#### Record extracts ####
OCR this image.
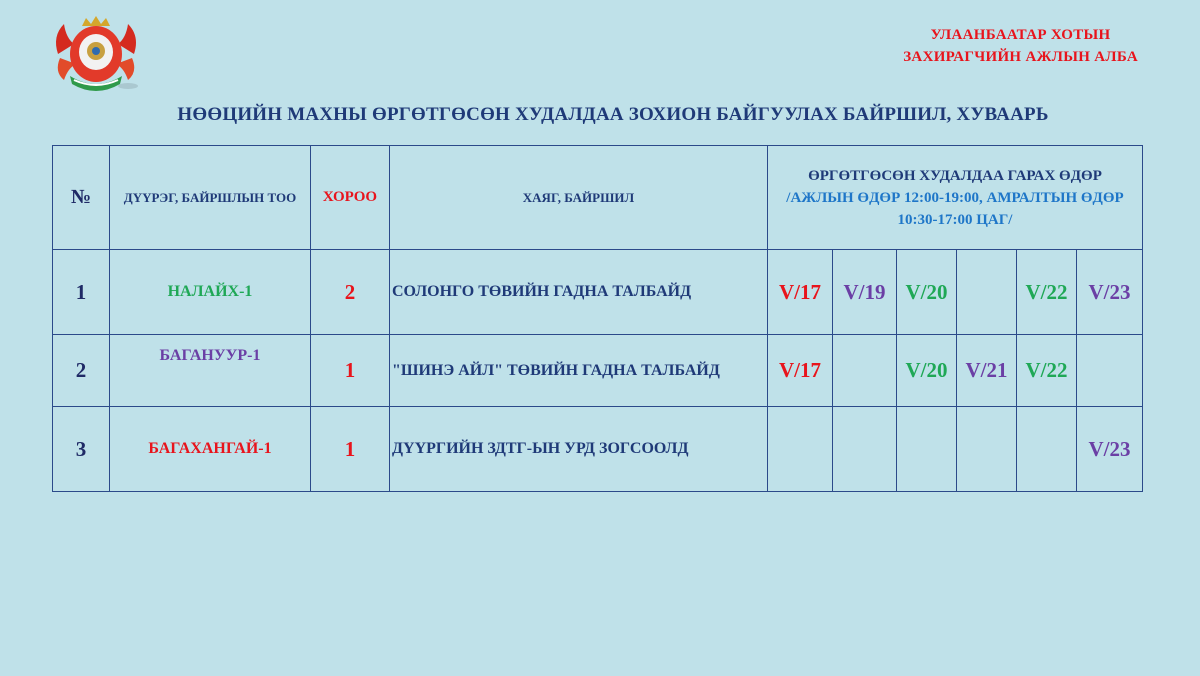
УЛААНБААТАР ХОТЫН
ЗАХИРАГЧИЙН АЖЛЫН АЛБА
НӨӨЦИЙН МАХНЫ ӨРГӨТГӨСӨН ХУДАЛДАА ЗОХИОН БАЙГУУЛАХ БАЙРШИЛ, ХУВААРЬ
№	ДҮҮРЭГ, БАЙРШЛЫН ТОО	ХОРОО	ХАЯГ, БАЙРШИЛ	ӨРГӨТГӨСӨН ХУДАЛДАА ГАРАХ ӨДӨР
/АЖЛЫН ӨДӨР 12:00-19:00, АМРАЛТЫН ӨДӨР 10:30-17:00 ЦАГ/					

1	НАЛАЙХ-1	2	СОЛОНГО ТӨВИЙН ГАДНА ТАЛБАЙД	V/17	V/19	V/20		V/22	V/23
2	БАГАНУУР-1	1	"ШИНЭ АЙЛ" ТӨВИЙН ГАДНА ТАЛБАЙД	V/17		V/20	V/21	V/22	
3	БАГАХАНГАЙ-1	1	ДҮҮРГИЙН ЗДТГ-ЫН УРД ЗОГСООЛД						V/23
####
▶ [Written problem]: Reproduce each record from above exactly; pictures do not belong in the copy.

▶ [Response to this task]:
OCR this image.
УЛААНБААТАР ХОТЫН
ЗАХИРАГЧИЙН АЖЛЫН АЛБА
НӨӨЦИЙН МАХНЫ ӨРГӨТГӨСӨН ХУДАЛДАА ЗОХИОН БАЙГУУЛАХ БАЙРШИЛ, ХУВААРЬ
№	ДҮҮРЭГ, БАЙРШЛЫН ТОО	ХОРОО	ХАЯГ, БАЙРШИЛ	ӨРГӨТГӨСӨН ХУДАЛДАА ГАРАХ ӨДӨР
/АЖЛЫН ӨДӨР 12:00-19:00, АМРАЛТЫН ӨДӨР 10:30-17:00 ЦАГ/					

1	НАЛАЙХ-1	2	СОЛОНГО ТӨВИЙН ГАДНА ТАЛБАЙД	V/17	V/19	V/20		V/22	V/23
2	БАГАНУУР-1	1	"ШИНЭ АЙЛ" ТӨВИЙН ГАДНА ТАЛБАЙД	V/17		V/20	V/21	V/22	
3	БАГАХАНГАЙ-1	1	ДҮҮРГИЙН ЗДТГ-ЫН УРД ЗОГСООЛД						V/23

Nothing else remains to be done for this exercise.